───── Entries ─────

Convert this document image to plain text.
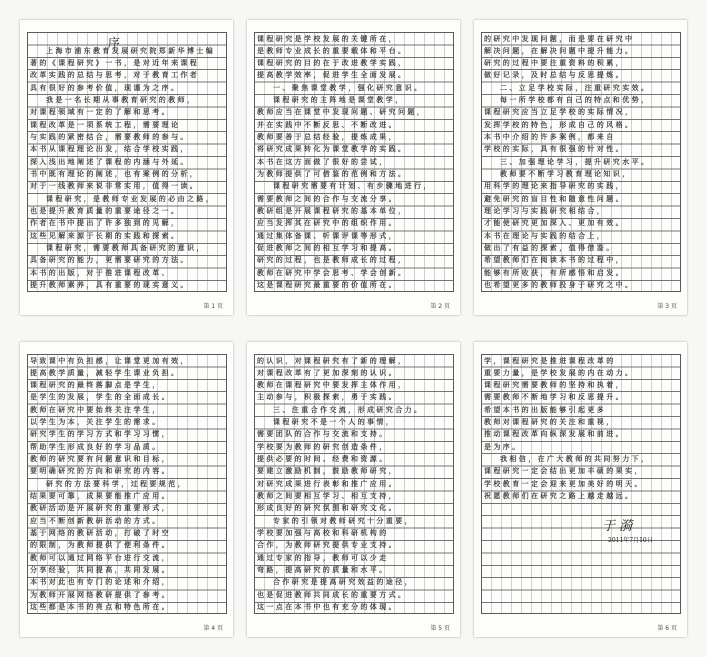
序
上海市浦东教育发展研究院郑新华博士编
著的《课程研究》一书，是对近年来课程
改革实践的总结与思考，对于教育工作者
具有很好的参考价值，现谨为之序。
我是一名长期从事教育研究的教师，
对课程领域有一定的了解和思考。
课程改革是一项系统工程，需要理论
与实践的紧密结合，需要教师的参与。
本书从课程理论出发，结合学校实践，
深入浅出地阐述了课程的内涵与外延。
书中既有理论的阐述，也有案例的分析，
对于一线教师来说非常实用，值得一读。
课程研究，是教师专业发展的必由之路，
也是提升教育质量的重要途径之一。
作者在书中提出了许多独到的见解，
这些见解来源于长期的实践和探索。
课程研究，需要教师具备研究的意识，
具备研究的能力，更需要研究的方法。
本书的出版，对于推进课程改革、
提升教师素养，具有重要的现实意义。
第 1 页
课程研究是学校发展的关键所在，
是教师专业成长的重要载体和平台。
课程研究的目的在于改进教学实践，
提高教学效率，促进学生全面发展。
一、聚焦课堂教学，强化研究意识。
课程研究的主阵地是课堂教学，
教师应当在课堂中发现问题、研究问题，
并在实践中不断反思、不断改进。
教师要善于总结经验，提炼成果，
将研究成果转化为课堂教学的实践。
本书在这方面做了很好的尝试，
为教师提供了可借鉴的范例和方法。
课程研究需要有计划、有步骤地进行，
需要教师之间的合作与交流分享。
教研组是开展课程研究的基本单位，
应当发挥其在研究中的组织作用。
通过集体备课、听课评课等形式，
促进教师之间的相互学习和提高。
研究的过程，也是教师成长的过程，
教师在研究中学会思考、学会创新。
这是课程研究最重要的价值所在。
第 2 页
的研究中发现问题，而是要在研究中
解决问题，在解决问题中提升能力。
研究的过程中要注重资料的积累，
做好记录，及时总结与反思提炼。
二、立足学校实际，注重研究实效。
每一所学校都有自己的特点和优势，
课程研究应当立足学校的实际情况，
发挥学校的特色，形成自己的风格。
本书中介绍的许多案例，都来自
学校的实际，具有很强的针对性。
三、加强理论学习，提升研究水平。
教师要不断学习教育理论知识，
用科学的理论来指导研究的实践，
避免研究的盲目性和随意性问题。
理论学习与实践研究相结合，
才能使研究更加深入、更加有效。
本书在理论与实践的结合上，
做出了有益的探索，值得借鉴。
希望教师们在阅读本书的过程中，
能够有所收获，有所感悟和启发。
也希望更多的教师投身于研究之中。
第 3 页
导致课中有负担感，让课堂更加有效，
提高教学质量，减轻学生课业负担。
课程研究的最终落脚点是学生，
是学生的发展，学生的全面成长。
教师在研究中要始终关注学生，
以学生为本，关注学生的需求。
研究学生的学习方式和学习习惯，
帮助学生形成良好的学习品质。
教师的研究要有问题意识和目标，
要明确研究的方向和研究的内容。
研究的方法要科学，过程要规范，
结果要可靠，成果要能推广应用。
教研活动是开展研究的重要形式，
应当不断创新教研活动的方式。
基于网络的教研活动，打破了时空
的限制，为教师提供了便利条件。
教师可以通过网络平台进行交流，
分享经验，共同提高，共同发展。
本书对此也有专门的论述和介绍，
为教师开展网络教研提供了参考。
这些都是本书的亮点和特色所在。
第 4 页
的认识，对课程研究有了新的理解，
对课程改革有了更加深刻的认识。
教师在课程研究中要发挥主体作用，
主动参与，积极探索，勇于实践。
三、注重合作交流，形成研究合力。
课程研究不是一个人的事情，
需要团队的合作与交流和支持。
学校要为教师的研究创造条件，
提供必要的时间、经费和资源。
要建立激励机制，鼓励教师研究，
对研究成果进行表彰和推广应用。
教师之间要相互学习、相互支持，
形成良好的研究氛围和研究文化。
专家的引领对教师研究十分重要，
学校要加强与高校和科研机构的
合作，为教师研究提供专业支持。
通过专家的指导，教师可以少走
弯路，提高研究的质量和水平。
合作研究是提高研究效益的途径，
也是促进教师共同成长的重要方式。
这一点在本书中也有充分的体现。
第 5 页
学，课程研究是推进课程改革的
重要力量，是学校发展的内在动力。
课程研究需要教师的坚持和执着，
需要教师不断地学习和反思提升。
希望本书的出版能够引起更多
教师对课程研究的关注和重视，
推动课程改革向纵深发展和前进。
是为序。
我相信，在广大教师的共同努力下，
课程研究一定会结出更加丰硕的果实，
学校教育一定会迎来更加美好的明天。
祝愿教师们在研究之路上越走越远。
于 漪
2011年7月10日
第 6 页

─────

■ **Requirements**: Reproduce each line exactly as it appears, omitting the pictures.

■ **Output for this task**:
Convert this document image to plain text.
序
上海市浦东教育发展研究院郑新华博士编
著的《课程研究》一书，是对近年来课程
改革实践的总结与思考，对于教育工作者
具有很好的参考价值，现谨为之序。
我是一名长期从事教育研究的教师，
对课程领域有一定的了解和思考。
课程改革是一项系统工程，需要理论
与实践的紧密结合，需要教师的参与。
本书从课程理论出发，结合学校实践，
深入浅出地阐述了课程的内涵与外延。
书中既有理论的阐述，也有案例的分析，
对于一线教师来说非常实用，值得一读。
课程研究，是教师专业发展的必由之路，
也是提升教育质量的重要途径之一。
作者在书中提出了许多独到的见解，
这些见解来源于长期的实践和探索。
课程研究，需要教师具备研究的意识，
具备研究的能力，更需要研究的方法。
本书的出版，对于推进课程改革、
提升教师素养，具有重要的现实意义。
第 1 页
课程研究是学校发展的关键所在，
是教师专业成长的重要载体和平台。
课程研究的目的在于改进教学实践，
提高教学效率，促进学生全面发展。
一、聚焦课堂教学，强化研究意识。
课程研究的主阵地是课堂教学，
教师应当在课堂中发现问题、研究问题，
并在实践中不断反思、不断改进。
教师要善于总结经验，提炼成果，
将研究成果转化为课堂教学的实践。
本书在这方面做了很好的尝试，
为教师提供了可借鉴的范例和方法。
课程研究需要有计划、有步骤地进行，
需要教师之间的合作与交流分享。
教研组是开展课程研究的基本单位，
应当发挥其在研究中的组织作用。
通过集体备课、听课评课等形式，
促进教师之间的相互学习和提高。
研究的过程，也是教师成长的过程，
教师在研究中学会思考、学会创新。
这是课程研究最重要的价值所在。
第 2 页
的研究中发现问题，而是要在研究中
解决问题，在解决问题中提升能力。
研究的过程中要注重资料的积累，
做好记录，及时总结与反思提炼。
二、立足学校实际，注重研究实效。
每一所学校都有自己的特点和优势，
课程研究应当立足学校的实际情况，
发挥学校的特色，形成自己的风格。
本书中介绍的许多案例，都来自
学校的实际，具有很强的针对性。
三、加强理论学习，提升研究水平。
教师要不断学习教育理论知识，
用科学的理论来指导研究的实践，
避免研究的盲目性和随意性问题。
理论学习与实践研究相结合，
才能使研究更加深入、更加有效。
本书在理论与实践的结合上，
做出了有益的探索，值得借鉴。
希望教师们在阅读本书的过程中，
能够有所收获，有所感悟和启发。
也希望更多的教师投身于研究之中。
第 3 页
导致课中有负担感，让课堂更加有效，
提高教学质量，减轻学生课业负担。
课程研究的最终落脚点是学生，
是学生的发展，学生的全面成长。
教师在研究中要始终关注学生，
以学生为本，关注学生的需求。
研究学生的学习方式和学习习惯，
帮助学生形成良好的学习品质。
教师的研究要有问题意识和目标，
要明确研究的方向和研究的内容。
研究的方法要科学，过程要规范，
结果要可靠，成果要能推广应用。
教研活动是开展研究的重要形式，
应当不断创新教研活动的方式。
基于网络的教研活动，打破了时空
的限制，为教师提供了便利条件。
教师可以通过网络平台进行交流，
分享经验，共同提高，共同发展。
本书对此也有专门的论述和介绍，
为教师开展网络教研提供了参考。
这些都是本书的亮点和特色所在。
第 4 页
的认识，对课程研究有了新的理解，
对课程改革有了更加深刻的认识。
教师在课程研究中要发挥主体作用，
主动参与，积极探索，勇于实践。
三、注重合作交流，形成研究合力。
课程研究不是一个人的事情，
需要团队的合作与交流和支持。
学校要为教师的研究创造条件，
提供必要的时间、经费和资源。
要建立激励机制，鼓励教师研究，
对研究成果进行表彰和推广应用。
教师之间要相互学习、相互支持，
形成良好的研究氛围和研究文化。
专家的引领对教师研究十分重要，
学校要加强与高校和科研机构的
合作，为教师研究提供专业支持。
通过专家的指导，教师可以少走
弯路，提高研究的质量和水平。
合作研究是提高研究效益的途径，
也是促进教师共同成长的重要方式。
这一点在本书中也有充分的体现。
第 5 页
学，课程研究是推进课程改革的
重要力量，是学校发展的内在动力。
课程研究需要教师的坚持和执着，
需要教师不断地学习和反思提升。
希望本书的出版能够引起更多
教师对课程研究的关注和重视，
推动课程改革向纵深发展和前进。
是为序。
我相信，在广大教师的共同努力下，
课程研究一定会结出更加丰硕的果实，
学校教育一定会迎来更加美好的明天。
祝愿教师们在研究之路上越走越远。
于 漪
2011年7月10日
第 6 页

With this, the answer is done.